# [Records for the exercise]

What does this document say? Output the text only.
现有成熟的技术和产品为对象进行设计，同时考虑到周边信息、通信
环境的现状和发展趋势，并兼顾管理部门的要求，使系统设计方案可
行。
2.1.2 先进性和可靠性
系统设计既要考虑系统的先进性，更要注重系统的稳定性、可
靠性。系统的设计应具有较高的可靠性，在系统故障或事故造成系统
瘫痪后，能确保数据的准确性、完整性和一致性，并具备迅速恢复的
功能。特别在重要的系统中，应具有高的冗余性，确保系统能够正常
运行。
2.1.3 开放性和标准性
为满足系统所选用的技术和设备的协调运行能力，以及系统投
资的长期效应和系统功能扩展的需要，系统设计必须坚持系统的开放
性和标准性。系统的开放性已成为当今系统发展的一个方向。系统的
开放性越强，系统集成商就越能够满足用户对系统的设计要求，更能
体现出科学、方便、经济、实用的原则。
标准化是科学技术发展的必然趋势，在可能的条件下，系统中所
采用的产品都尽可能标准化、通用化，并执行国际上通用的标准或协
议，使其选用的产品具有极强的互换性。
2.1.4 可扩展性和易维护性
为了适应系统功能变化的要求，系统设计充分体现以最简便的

# [Written instruction]
Give an exact repetition of all the material.

# [Answer]
What does this document say? Output the text only.
现有成熟的技术和产品为对象进行设计，同时考虑到周边信息、通信
环境的现状和发展趋势，并兼顾管理部门的要求，使系统设计方案可
行。
2.1.2 先进性和可靠性
系统设计既要考虑系统的先进性，更要注重系统的稳定性、可
靠性。系统的设计应具有较高的可靠性，在系统故障或事故造成系统
瘫痪后，能确保数据的准确性、完整性和一致性，并具备迅速恢复的
功能。特别在重要的系统中，应具有高的冗余性，确保系统能够正常
运行。
2.1.3 开放性和标准性
为满足系统所选用的技术和设备的协调运行能力，以及系统投
资的长期效应和系统功能扩展的需要，系统设计必须坚持系统的开放
性和标准性。系统的开放性已成为当今系统发展的一个方向。系统的
开放性越强，系统集成商就越能够满足用户对系统的设计要求，更能
体现出科学、方便、经济、实用的原则。
标准化是科学技术发展的必然趋势，在可能的条件下，系统中所
采用的产品都尽可能标准化、通用化，并执行国际上通用的标准或协
议，使其选用的产品具有极强的互换性。
2.1.4 可扩展性和易维护性
为了适应系统功能变化的要求，系统设计充分体现以最简便的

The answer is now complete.